→ **Exercise requirements**
Determine the count of lines holding the string "labels". Return only the number.

(Saved data entries)
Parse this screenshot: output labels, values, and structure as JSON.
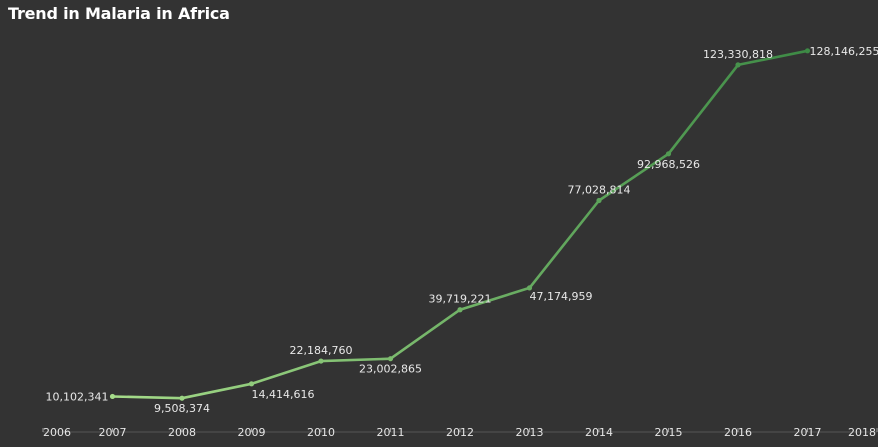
{
  "chart_data": {
    "type": "line",
    "title": "Trend in Malaria in Africa",
    "xlabel": "",
    "ylabel": "",
    "x_ticks": [
      "2006",
      "2007",
      "2008",
      "2009",
      "2010",
      "2011",
      "2012",
      "2013",
      "2014",
      "2015",
      "2016",
      "2017",
      "2018"
    ],
    "xlim": [
      2006,
      2018
    ],
    "ylim": [
      0,
      135000000
    ],
    "grid": false,
    "series": [
      {
        "x": [
          2007,
          2008,
          2009,
          2010,
          2011,
          2012,
          2013,
          2014,
          2015,
          2016,
          2017
        ],
        "values": [
          10102341,
          9508374,
          14414616,
          22184760,
          23002865,
          39719221,
          47174959,
          77028814,
          92968526,
          123330818,
          128146255
        ],
        "labels": [
          "10,102,341",
          "9,508,374",
          "14,414,616",
          "22,184,760",
          "23,002,865",
          "39,719,221",
          "47,174,959",
          "77,028,814",
          "92,968,526",
          "123,330,818",
          "128,146,255"
        ],
        "color_gradient": [
          "#a6dc8a",
          "#3d8a45"
        ]
      }
    ]
  }
}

→ **Final result**
2